**Set task a**
Transcribe the passage of the Pulter symposium page starting with "A SYMPOSIUM ON" and going on through "2018 to register.".

POET IN THE MAKING

A SYMPOSIUM ON HESTER PULTER’S POEMS AND THE PULTER PROJECT

JULY 26 and 27, 2018

The event is free, but please email Wendy Wall by July 16, 2018 to register.

KAPLAN SEMINAR ROOM
Kresge Hall 2-350
1880 Campus Drive
Evanston, IL 60208
NORTHWESTERN UNIVERSITY
[map]
THURSDAY: July 26
9:00-9:15 Welcome: Wendy Wall
9:15-9:30 Prelude: Leah Knight
“Founding The Pulter Project, Finding Hester Pulter: A Research Co-Creation Story”
9:30-11:00 Paper Session: The Sky’s No Limit
Victoria Burke - “Metaphysical Pulter: Playing Football with the Stars”
Lara Dodds - “Hester Pulter Observes the Eclipse; or, the Poetics of an Astronomical Event”
11:00-11:15 Break
11:15-12:30 Collective Voices: Lightning round
12:30-1:30 Lunch at Kaplan for speakers and registered participants
 1:30-3:00 Paper Session: Material and Poetic Recycling
Frances Dolan - “Hester Pulter's Dunghill Poetics”
Elizabeth Scott-Baumann - “Hester Pulter's Non-Sonnets”
3:00-3:15 Break
3:15-4:30 Experimenting with the Website:
Discussion with Technical Team: Matt Taylor (IT Director, MAD Studio, Northwestern), Sergei Kalugin (Web Developer, MAD Studio, Northwestern), Katherine E. Poland (Technical Assistant) and Josh Honn (Digital Humanities Librarian)
FRIDAY: July 27
9:00-10:30 Paper Session: Productive Loss
Sarah Ross, “‘To thee, and only thee, I will complain’: Complaint and its Refusal in Pulter's Religious Lyrics”
Elizabeth Kolkovich, “Editing Grief: Pulter's Jane Poems”
10:30-10:45 Break
10:45-12:15 Collective Voices: Editing Challenges: Macro, Micro, Theoretical, Practical
12:15-1:15 Lunch at Kaplan for registered guests and participants
1:15-1:45 Interlude: Wendy Wall, “Pulter and Making”
1:45-3:15 Collective Voices: Next Steps for The Pulter Project
3:15-3:30 Break
3:30-4:30 Epilogue: Discoveries, Takeaways, Ongoing Issues
4:30-5:30 Reception
Optional: Recording Pulter’s verse in MAD Studio audio booth

ABSTRACTS


Victoria E. Burke, University of Ottawa
Metaphysical Pulter: Playing Football with the Stars

In several of her poems Hester Pulter uses vivid imagery to depict her suffering. She is “enslaved to solitude” (poem 57, line 75), she has partaken of a petrifying spring (poem 38, lines 2-4), and her confinement is like being buried alive or enduring a living death (poem 57, lines 20 and 30). Freedom for her soul is only truly possible after death. But her “fancies” can allow her spirit to leave her gendered body, her “foot” spurning the earth and her mind rising above the conflicts below, until, she writes, “Methinks I play at football with the stars” (poem 38, lines 8, and 10-12). Depicting the earth as a sphere, a ball, a bowl, and even a football is not uncommon among early modern writers, but to imagine joyfully kicking stars like they were footballs in the heavens was unusual, especially since women were not depicted playing this sport at this time. Anne Southwell similarly conjures a whimsical image of a female speaker investigating the heavens in her elegy to Cicely Ridgway, Countess of Londonderry, when she imagines the Countess’s spirit flying among the planets. And in several of her poems Margaret Cavendish imagines alternate worlds in a lady’s earring. This paper argues that when female poets like Pulter use what we might call astronomical metaphysical conceits, they do so to give their female speakers power over their environment. Fanciful depictions of female figures roaming the heavens can allow a woman to be “free as [her] verse” (poem 57, line 103), in a way that she can never be as a woman on earth.

**Dataset**
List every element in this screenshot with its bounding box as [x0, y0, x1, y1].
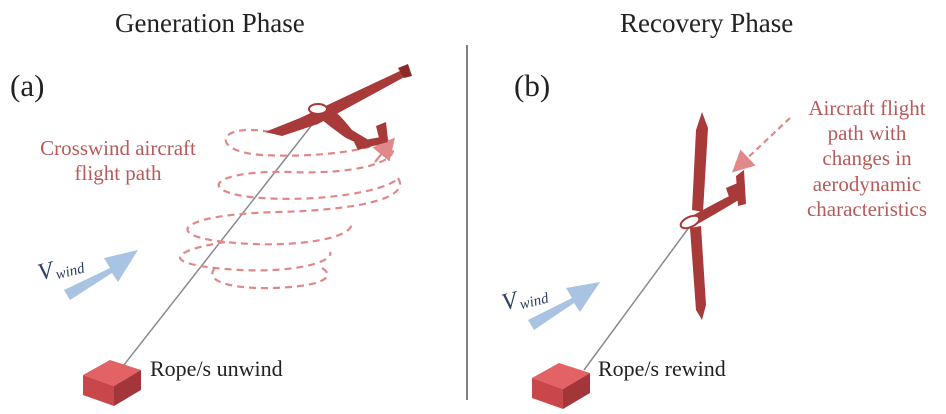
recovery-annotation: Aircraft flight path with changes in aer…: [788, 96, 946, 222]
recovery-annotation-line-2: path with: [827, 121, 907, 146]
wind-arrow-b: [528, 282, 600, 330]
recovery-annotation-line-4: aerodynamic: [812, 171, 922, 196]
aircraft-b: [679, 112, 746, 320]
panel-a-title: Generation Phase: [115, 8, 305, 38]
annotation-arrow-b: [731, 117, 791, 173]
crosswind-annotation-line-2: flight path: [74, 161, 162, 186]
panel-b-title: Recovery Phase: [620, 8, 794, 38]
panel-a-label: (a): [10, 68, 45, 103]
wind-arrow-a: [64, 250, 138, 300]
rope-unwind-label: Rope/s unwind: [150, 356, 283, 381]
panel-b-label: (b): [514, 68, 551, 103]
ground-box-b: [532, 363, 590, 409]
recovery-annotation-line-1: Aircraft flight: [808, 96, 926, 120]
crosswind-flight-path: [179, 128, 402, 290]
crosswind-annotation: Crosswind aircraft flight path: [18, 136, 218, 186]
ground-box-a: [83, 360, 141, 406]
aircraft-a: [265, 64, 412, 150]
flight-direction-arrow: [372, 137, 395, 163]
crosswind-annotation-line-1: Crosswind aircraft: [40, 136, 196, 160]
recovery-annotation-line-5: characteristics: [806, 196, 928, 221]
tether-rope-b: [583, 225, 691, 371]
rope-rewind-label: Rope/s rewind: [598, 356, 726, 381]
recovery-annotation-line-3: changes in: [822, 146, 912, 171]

**Set task b**
Repeat the entire listing of labeled boxes above word for word, and leave the pictures out of your answer.

**Result a**
A SYMPOSIUM ON HESTER PULTER’S POEMS AND THE PULTER PROJECT

JULY 26 and 27, 2018

The event is free, but please email Wendy Wall by July 16, 2018 to register.

**Result b**
List every element in this screenshot with its bounding box as [x0, y0, x1, y1].
recovery-annotation: Aircraft flight path with changes in aer…: [788, 96, 946, 222]
recovery-annotation-line-2: path with: [827, 121, 907, 146]
wind-arrow-b: [528, 282, 600, 330]
recovery-annotation-line-4: aerodynamic: [812, 171, 922, 196]
aircraft-b: [679, 112, 746, 320]
panel-a-title: Generation Phase: [115, 8, 305, 38]
annotation-arrow-b: [731, 117, 791, 173]
crosswind-annotation-line-2: flight path: [74, 161, 162, 186]
panel-b-title: Recovery Phase: [620, 8, 794, 38]
panel-a-label: (a): [10, 68, 45, 103]
wind-arrow-a: [64, 250, 138, 300]
rope-unwind-label: Rope/s unwind: [150, 356, 283, 381]
panel-b-label: (b): [514, 68, 551, 103]
ground-box-b: [532, 363, 590, 409]
recovery-annotation-line-1: Aircraft flight: [808, 96, 926, 120]
crosswind-flight-path: [179, 128, 402, 290]
crosswind-annotation: Crosswind aircraft flight path: [18, 136, 218, 186]
ground-box-a: [83, 360, 141, 406]
aircraft-a: [265, 64, 412, 150]
flight-direction-arrow: [372, 137, 395, 163]
crosswind-annotation-line-1: Crosswind aircraft: [40, 136, 196, 160]
recovery-annotation-line-5: characteristics: [806, 196, 928, 221]
tether-rope-b: [583, 225, 691, 371]
rope-rewind-label: Rope/s rewind: [598, 356, 726, 381]
recovery-annotation-line-3: changes in: [822, 146, 912, 171]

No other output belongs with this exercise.